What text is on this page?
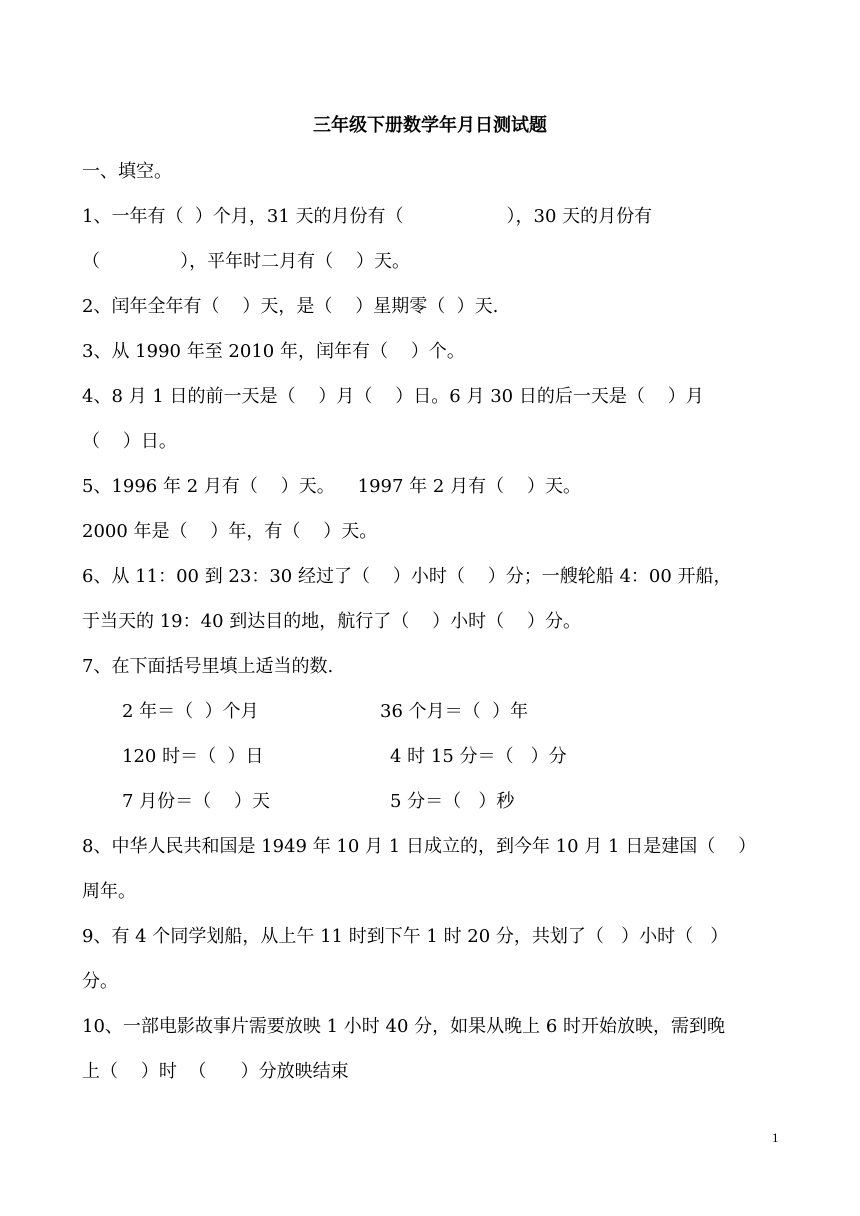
三年级下册数学年月日测试题
一、填空。
1、一年有（  ）个月，31 天的月份有（                  ），30 天的月份有
（              ），平年时二月有（    ）天。
2、闰年全年有（    ）天，是（    ）星期零（  ）天.
3、从 1990 年至 2010 年，闰年有（    ）个。
4、8 月 1 日的前一天是（    ）月（    ）日。6 月 30 日的后一天是（    ）月
（    ）日。
5、1996 年 2 月有（    ）天。    1997 年 2 月有（    ）天。
2000 年是（    ）年，有（    ）天。
6、从 11：00 到 23：30 经过了（    ）小时（    ）分；一艘轮船 4：00 开船，
于当天的 19：40 到达目的地，航行了（    ）小时（    ）分。
7、在下面括号里填上适当的数.
2 年＝（  ）个月	36 个月＝（  ）年
120 时＝（  ）日	4 时 15 分＝（   ）分
7 月份＝（    ）天	5 分＝（   ）秒
8、中华人民共和国是 1949 年 10 月 1 日成立的，到今年 10 月 1 日是建国（    ）
周年。
9、有 4 个同学划船，从上午 11 时到下午 1 时 20 分，共划了（   ）小时（   ）
分。
10、一部电影故事片需要放映 1 小时 40 分，如果从晚上 6 时开始放映，需到晚
上（    ）时  （      ）分放映结束
1
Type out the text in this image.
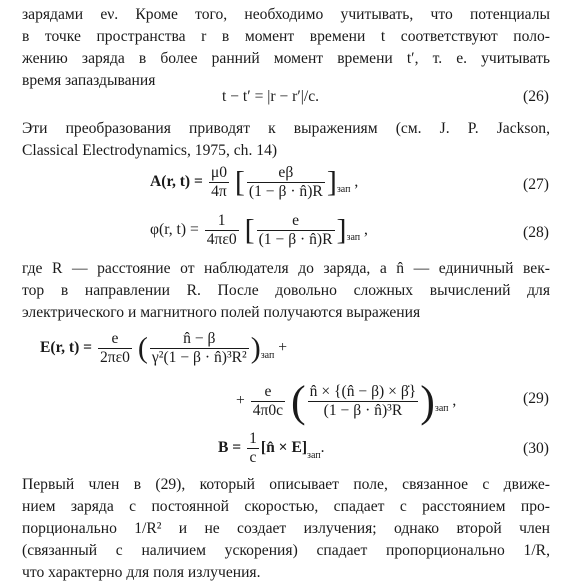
зарядами eν. Кроме того, необходимо учитывать, что потенциалы
в точке пространства r в момент времени t соответствуют поло-
жению заряда в более ранний момент времени t′, т. е. учитывать
время запаздывания
t − t′ = |r − r′|/c.	(26)
Эти преобразования приводят к выражениям (см. J. P. Jackson,
Classical Electrodynamics, 1975, ch. 14)
A(r, $t) = \frac{\mu 0}{4\pi}$ [ $\frac{e\beta}{(1 - \beta \cdot n̂)R} ]_{зап}$ ,	(27)
φ(r, $t) = \frac{1}{4\pi\varepsilon 0}$ [ $\frac{e}{(1 - \beta \cdot n̂)R} ]_{зап}$ ,	(28)
где R — расстояние от наблюдателя до заряда, а n̂ — единичный век-
тор в направлении R. После довольно сложных вычислений для
электрического и магнитного полей получаются выражения
E(r, $t) = \frac{e}{2\pi\varepsilon 0}$ ( $\frac{n̂ - \beta}{\text{γ²(1 − β · n̂)³R²}} )_{зап}$ +
+ $\frac{e}{4\pi 0c}$ ( $\frac{n̂ \times \{(n̂ - \beta) \times \betȧ\}}{\text{(1 − β · n̂)³R}} )_{зап}$ ,	(29)
$B = \frac{1}{c}$ [n̂ × $E]_{зап}$.	(30)
Первый член в (29), который описывает поле, связанное с движе-
нием заряда с постоянной скоростью, спадает с расстоянием про-
порционально 1/R² и не создает излучения; однако второй член
(связанный с наличием ускорения) спадает пропорционально 1/R,
что характерно для поля излучения.
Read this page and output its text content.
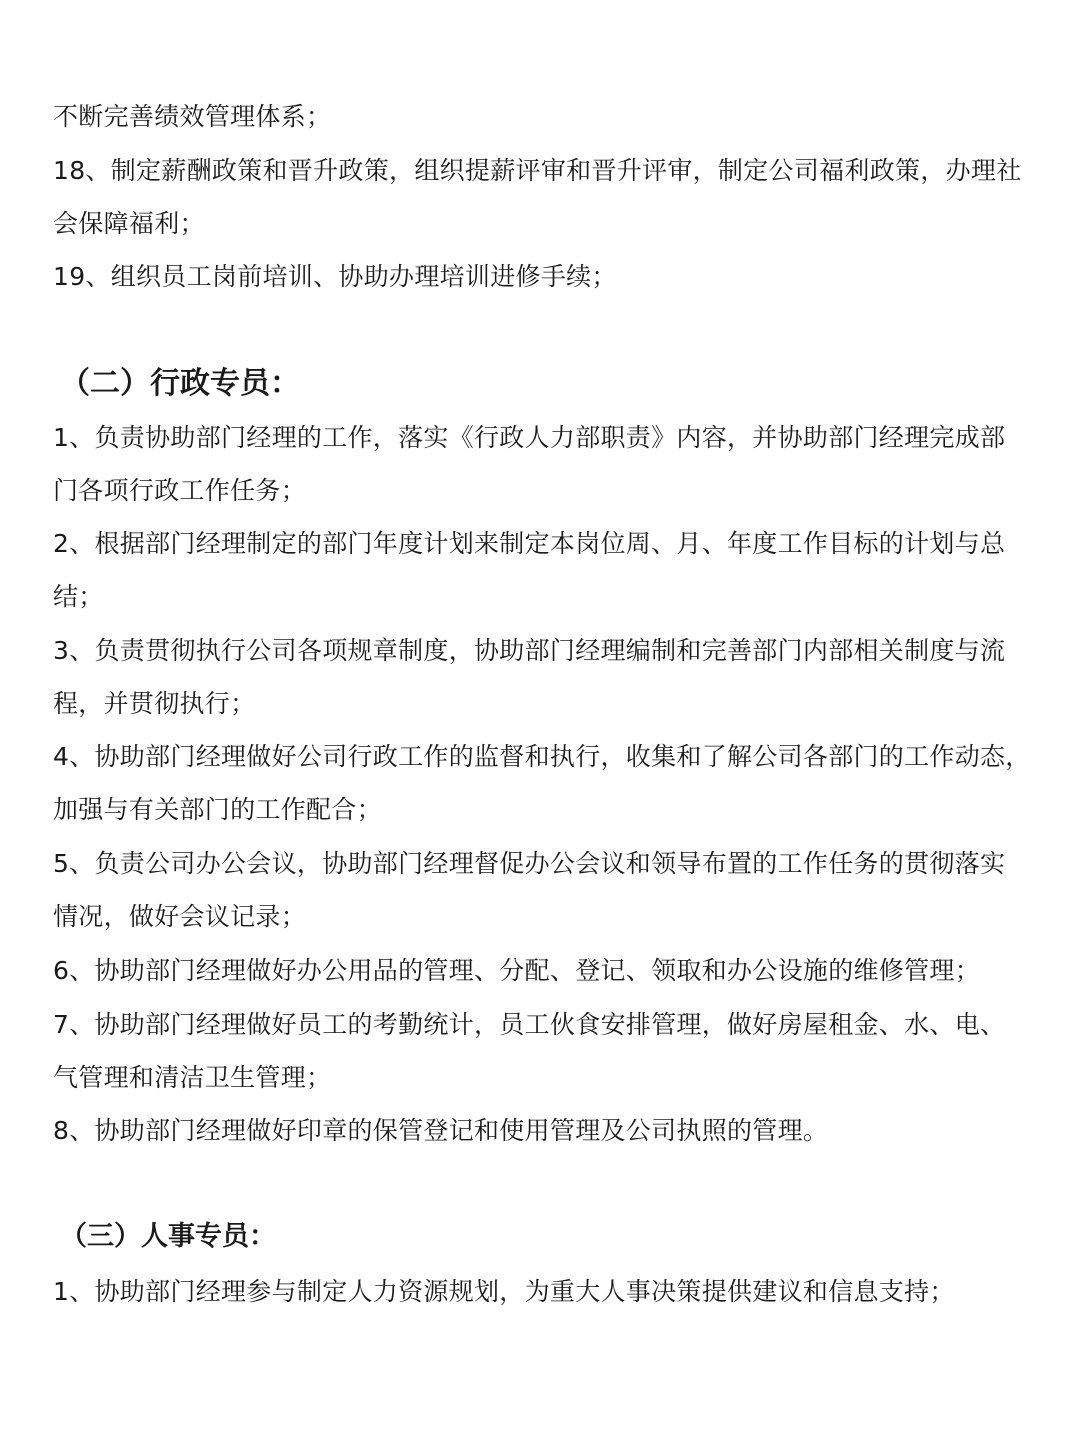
不断完善绩效管理体系；
18、制定薪酬政策和晋升政策，组织提薪评审和晋升评审，制定公司福利政策，办理社
会保障福利；
19、组织员工岗前培训、协助办理培训进修手续；
（二）行政专员：
1、负责协助部门经理的工作，落实《行政人力部职责》内容，并协助部门经理完成部
门各项行政工作任务；
2、根据部门经理制定的部门年度计划来制定本岗位周、月、年度工作目标的计划与总
结；
3、负责贯彻执行公司各项规章制度，协助部门经理编制和完善部门内部相关制度与流
程，并贯彻执行；
4、协助部门经理做好公司行政工作的监督和执行，收集和了解公司各部门的工作动态，
加强与有关部门的工作配合；
5、负责公司办公会议，协助部门经理督促办公会议和领导布置的工作任务的贯彻落实
情况，做好会议记录；
6、协助部门经理做好办公用品的管理、分配、登记、领取和办公设施的维修管理；
7、协助部门经理做好员工的考勤统计，员工伙食安排管理，做好房屋租金、水、电、
气管理和清洁卫生管理；
8、协助部门经理做好印章的保管登记和使用管理及公司执照的管理。
（三）人事专员：
1、协助部门经理参与制定人力资源规划，为重大人事决策提供建议和信息支持；
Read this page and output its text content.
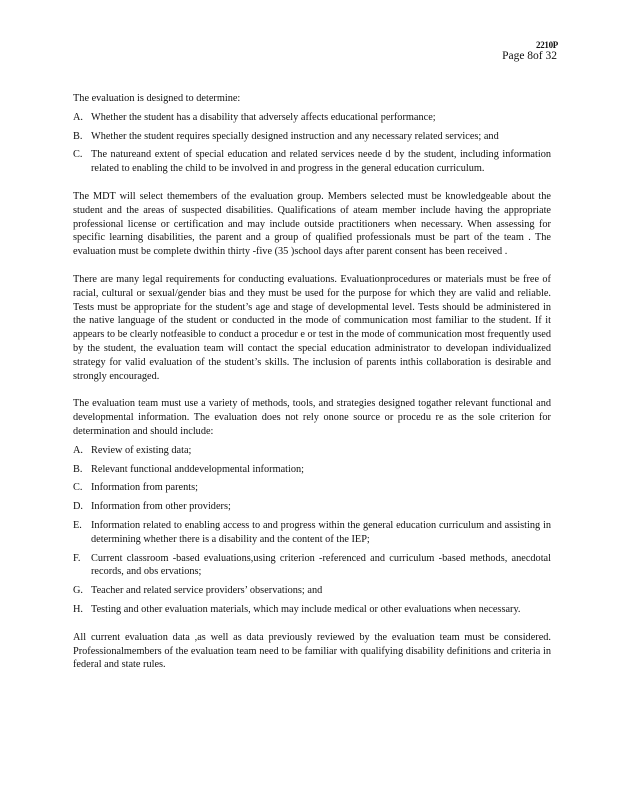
2210P
Page 8of 32

The evaluation is designed to determine:

A. Whether the student has a disability that adversely affects educational performance;
B. Whether the student requires specially designed instruction and any necessary related services; and
C. The natureand extent of special education and related services neede d by the student, including information related to enabling the child to be involved in and progress in the general education curriculum.

The MDT will select themembers of the evaluation group. Members selected must be knowledgeable about the student and the areas of suspected disabilities. Qualifications of ateam member include having the appropriate professional license or certification and may include outside practitioners when necessary. When assessing for specific learning disabilities, the parent and a group of qualified professionals must be part of the team . The evaluation must be complete dwithin thirty -five (35 )school days after parent consent has been received .

There are many legal requirements for conducting evaluations. Evaluationprocedures or materials must be free of racial, cultural or sexual/gender bias and they must be used for the purpose for which they are valid and reliable. Tests must be appropriate for the student’s age and stage of developmental level. Tests should be administered in the native language of the student or conducted in the mode of communication most familiar to the student. If it appears to be clearly notfeasible to conduct a procedur e or test in the mode of communication most frequently used by the student, the evaluation team will contact the special education administrator to developan individualized strategy for valid evaluation of the student’s skills. The inclusion of parents inthis collaboration is desirable and strongly encouraged.

The evaluation team must use a variety of methods, tools, and strategies designed togather relevant functional and developmental information. The evaluation does not rely onone source or procedu re as the sole criterion for determination and should include:

A. Review of existing data;
B. Relevant functional anddevelopmental information;
C. Information from parents;
D. Information from other providers;
E. Information related to enabling access to and progress within the general education curriculum and assisting in determining whether there is a disability and the content of the IEP;
F.	Current classroom -based evaluations,using criterion -referenced and curriculum -based methods, anecdotal records, and obs ervations;
G. Teacher and related service providers’ observations; and
H. Testing and other evaluation materials, which may include medical or other evaluations when necessary.

All current evaluation data ,as well as data previously reviewed by the evaluation team must be considered. Professionalmembers of the evaluation team need to be familiar with qualifying disability definitions and criteria in federal and state rules.
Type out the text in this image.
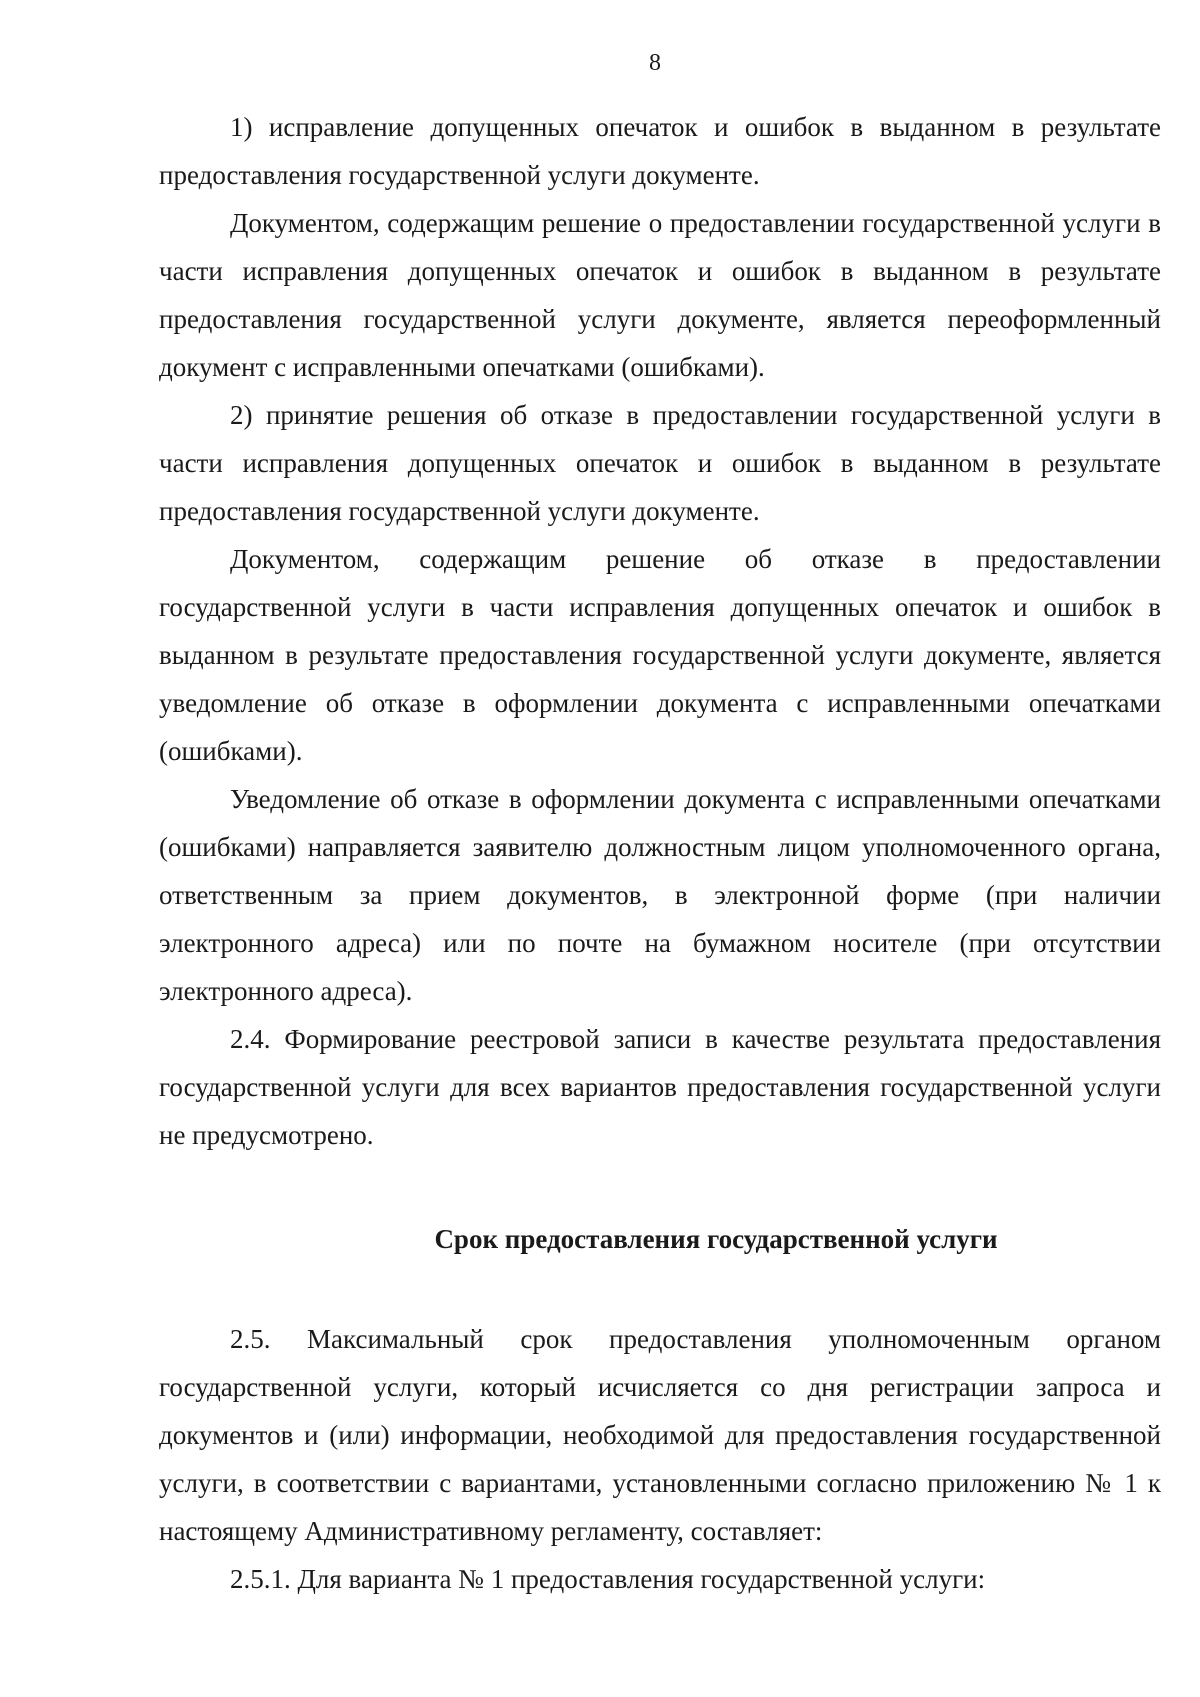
8

1) исправление допущенных опечаток и ошибок в выданном в результате предоставления государственной услуги документе.

Документом, содержащим решение о предоставлении государственной услуги в части исправления допущенных опечаток и ошибок в выданном в результате предоставления государственной услуги документе, является переоформленный документ с исправленными опечатками (ошибками).

2) принятие решения об отказе в предоставлении государственной услуги в части исправления допущенных опечаток и ошибок в выданном в результате предоставления государственной услуги документе.

Документом, содержащим решение об отказе в предоставлении государственной услуги в части исправления допущенных опечаток и ошибок в выданном в результате предоставления государственной услуги документе, является уведомление об отказе в оформлении документа с исправленными опечатками (ошибками).

Уведомление об отказе в оформлении документа с исправленными опечатками (ошибками) направляется заявителю должностным лицом уполномоченного органа, ответственным за прием документов, в электронной форме (при наличии электронного адреса) или по почте на бумажном носителе (при отсутствии электронного адреса).

2.4. Формирование реестровой записи в качестве результата предоставления государственной услуги для всех вариантов предоставления государственной услуги не предусмотрено.

Срок предоставления государственной услуги

2.5. Максимальный срок предоставления уполномоченным органом государственной услуги, который исчисляется со дня регистрации запроса и документов и (или) информации, необходимой для предоставления государственной услуги, в соответствии с вариантами, установленными согласно приложению № 1 к настоящему Административному регламенту, составляет:

2.5.1. Для варианта № 1 предоставления государственной услуги:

================

◆ **Your instructions**
Gather each line from the listing above that holds "отказе".

◆ **Response to this exercise**
2) принятие решения об отказе в предоставлении государственной услуги в части исправления допущенных опечаток и ошибок в выданном в результате предоставления государственной услуги документе.
Документом, содержащим решение об отказе в предоставлении государственной услуги в части исправления допущенных опечаток и ошибок в выданном в результате предоставления государственной услуги документе, является уведомление об отказе в оформлении документа с исправленными опечатками (ошибками).
Уведомление об отказе в оформлении документа с исправленными опечатками (ошибками) направляется заявителю должностным лицом уполномоченного органа, ответственным за прием документов, в электронной форме (при наличии электронного адреса) или по почте на бумажном носителе (при отсутствии электронного адреса).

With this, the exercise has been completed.